TASK GOAL: Copy the listing lines word for word, beginning at the line that has "part-number-label: 808 bbox=[452, 581, 461, 595]" and stopping after the line that has "callout-center-50: 50 bbox=[465, 851, 483, 869]".

Item position entries:
** begin **
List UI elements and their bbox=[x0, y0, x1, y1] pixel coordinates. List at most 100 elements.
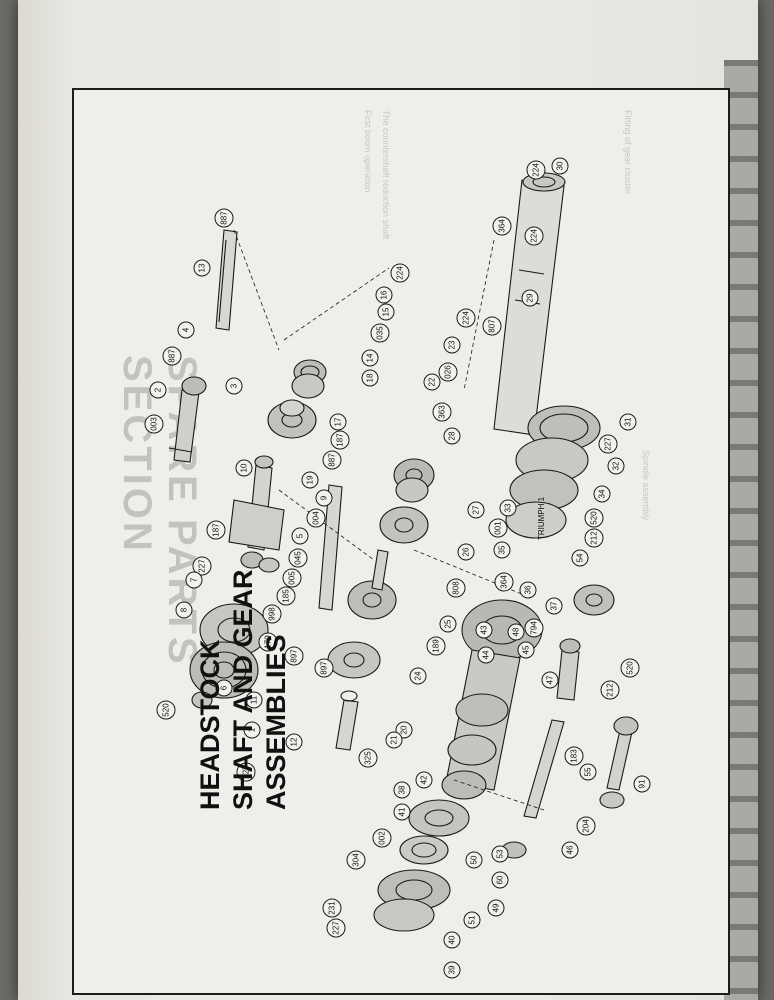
part-number-label: 808 bbox=[452, 581, 461, 595]
page-title: HEADSTOCK SHAFT AND GEAR ASSEMBLIES bbox=[194, 570, 293, 811]
part-number-label: 46 bbox=[566, 845, 575, 854]
part-number-label: 2 bbox=[154, 387, 163, 392]
callout-left-7: 224 bbox=[390, 263, 410, 283]
callout-center-54: 39 bbox=[443, 961, 461, 979]
callout-center-33: 48 bbox=[507, 623, 525, 641]
callout-center-50: 50 bbox=[465, 851, 483, 869]
part-number-label: 41 bbox=[398, 807, 407, 816]
callout-left-34: 1 bbox=[243, 721, 261, 739]
caption-code: TRIUMPH 1 bbox=[537, 496, 546, 540]
left-gear-17 bbox=[267, 399, 317, 439]
part-number-label: 364 bbox=[498, 219, 507, 233]
gear-24 bbox=[327, 641, 381, 679]
part-number-label: 1 bbox=[248, 727, 257, 732]
part-number-label: 28 bbox=[448, 431, 457, 440]
callout-center-13: 227 bbox=[598, 434, 618, 454]
callout-center-41: 325 bbox=[358, 748, 378, 768]
callout-center-49: 60 bbox=[491, 871, 509, 889]
part-number-label: 035 bbox=[376, 326, 385, 340]
callout-left-36: 227 bbox=[236, 762, 256, 782]
callout-center-52: 51 bbox=[463, 911, 481, 929]
callout-center-29: 43 bbox=[475, 621, 493, 639]
part-number-label: 185 bbox=[282, 589, 291, 603]
part-number-label: 8 bbox=[180, 607, 189, 612]
part-number-label: 187 bbox=[336, 433, 345, 447]
part-number-label: 27 bbox=[472, 505, 481, 514]
part-number-label: 17 bbox=[334, 417, 343, 426]
callout-left-8: 16 bbox=[375, 286, 393, 304]
callout-left-5: 2 bbox=[149, 381, 167, 399]
callout-center-15: 34 bbox=[593, 485, 611, 503]
part-number-label: 183 bbox=[570, 749, 579, 763]
part-number-label: 520 bbox=[162, 703, 171, 717]
callout-left-22: 227 bbox=[192, 556, 212, 576]
part-number-label: 34 bbox=[598, 489, 607, 498]
part-number-label: 47 bbox=[546, 675, 555, 684]
callout-center-47: 41 bbox=[393, 803, 411, 821]
title-line-2: SHAFT AND GEAR bbox=[228, 569, 258, 811]
callout-left-16: 10 bbox=[235, 459, 253, 477]
left-gear-18 bbox=[291, 359, 327, 399]
part-number-label: 887 bbox=[168, 349, 177, 363]
right-shaft-91 bbox=[599, 716, 639, 809]
part-number-label: 21 bbox=[390, 735, 399, 744]
part-number-label: 15 bbox=[382, 307, 391, 316]
part-number-label: 204 bbox=[582, 819, 591, 833]
part-number-label: 003 bbox=[150, 417, 159, 431]
part-number-label: 897 bbox=[320, 661, 329, 675]
part-number-label: 227 bbox=[332, 921, 341, 935]
part-number-label: 49 bbox=[492, 903, 501, 912]
callout-center-21: 35 bbox=[493, 541, 511, 559]
part-number-label: 44 bbox=[482, 650, 491, 659]
part-number-label: 998 bbox=[268, 607, 277, 621]
callout-left-35: 12 bbox=[285, 733, 303, 751]
callout-center-37: 520 bbox=[620, 658, 640, 678]
callout-left-14: 187 bbox=[330, 430, 350, 450]
part-number-label: 37 bbox=[550, 601, 559, 610]
part-number-label: 005 bbox=[288, 571, 297, 585]
part-number-label: 045 bbox=[294, 551, 303, 565]
part-number-label: 3 bbox=[230, 383, 239, 388]
part-number-label: 19 bbox=[306, 475, 315, 484]
callout-left-26: 185 bbox=[276, 586, 296, 606]
callout-left-15: 887 bbox=[322, 450, 342, 470]
callout-center-32: 794 bbox=[524, 618, 544, 638]
part-number-label: 887 bbox=[328, 453, 337, 467]
right-gear-36 bbox=[573, 584, 615, 616]
part-number-label: 807 bbox=[488, 319, 497, 333]
callout-center-46: 91 bbox=[633, 775, 651, 793]
left-shaft-19 bbox=[318, 484, 343, 611]
gear-25 bbox=[347, 549, 397, 620]
part-number-label: 43 bbox=[480, 625, 489, 634]
part-number-label: 9 bbox=[320, 495, 329, 500]
callout-center-8: 026 bbox=[438, 362, 458, 382]
part-number-label: 304 bbox=[352, 853, 361, 867]
diagram-frame: SPARE PARTS SECTION First boom operation… bbox=[72, 88, 730, 995]
part-number-label: 224 bbox=[462, 311, 471, 325]
callout-center-48: 002 bbox=[372, 828, 392, 848]
callout-left-4: 3 bbox=[225, 377, 243, 395]
callout-left-11: 14 bbox=[361, 349, 379, 367]
callout-center-30: 44 bbox=[477, 646, 495, 664]
part-number-label: 22 bbox=[428, 377, 437, 386]
gear-41 bbox=[399, 835, 449, 865]
part-number-label: 31 bbox=[624, 417, 633, 426]
callout-center-4: 29 bbox=[521, 289, 539, 307]
part-number-label: 40 bbox=[448, 935, 457, 944]
callout-left-29: 179 bbox=[258, 632, 278, 652]
callout-center-1: 30 bbox=[551, 157, 569, 175]
callout-center-19: 27 bbox=[467, 501, 485, 519]
callout-left-13: 17 bbox=[329, 413, 347, 431]
part-number-label: 12 bbox=[290, 737, 299, 746]
callout-center-26: 25 bbox=[439, 615, 457, 633]
callout-center-55: 304 bbox=[346, 850, 366, 870]
callout-left-17: 19 bbox=[301, 471, 319, 489]
callout-center-25: 36 bbox=[519, 581, 537, 599]
callout-center-22: 212 bbox=[584, 528, 604, 548]
part-number-label: 187 bbox=[212, 523, 221, 537]
part-number-label: 14 bbox=[366, 353, 375, 362]
part-number-label: 325 bbox=[364, 751, 373, 765]
part-number-label: 25 bbox=[444, 619, 453, 628]
callout-center-57: 227 bbox=[326, 918, 346, 938]
callout-left-32: 11 bbox=[245, 691, 263, 709]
** end **
REPLY TO THE EXERCISE:
part-number-label: 808 bbox=[452, 581, 461, 595]
page-title: HEADSTOCK SHAFT AND GEAR ASSEMBLIES bbox=[194, 570, 293, 811]
part-number-label: 46 bbox=[566, 845, 575, 854]
part-number-label: 2 bbox=[154, 387, 163, 392]
callout-left-7: 224 bbox=[390, 263, 410, 283]
callout-center-54: 39 bbox=[443, 961, 461, 979]
callout-center-33: 48 bbox=[507, 623, 525, 641]
callout-center-50: 50 bbox=[465, 851, 483, 869]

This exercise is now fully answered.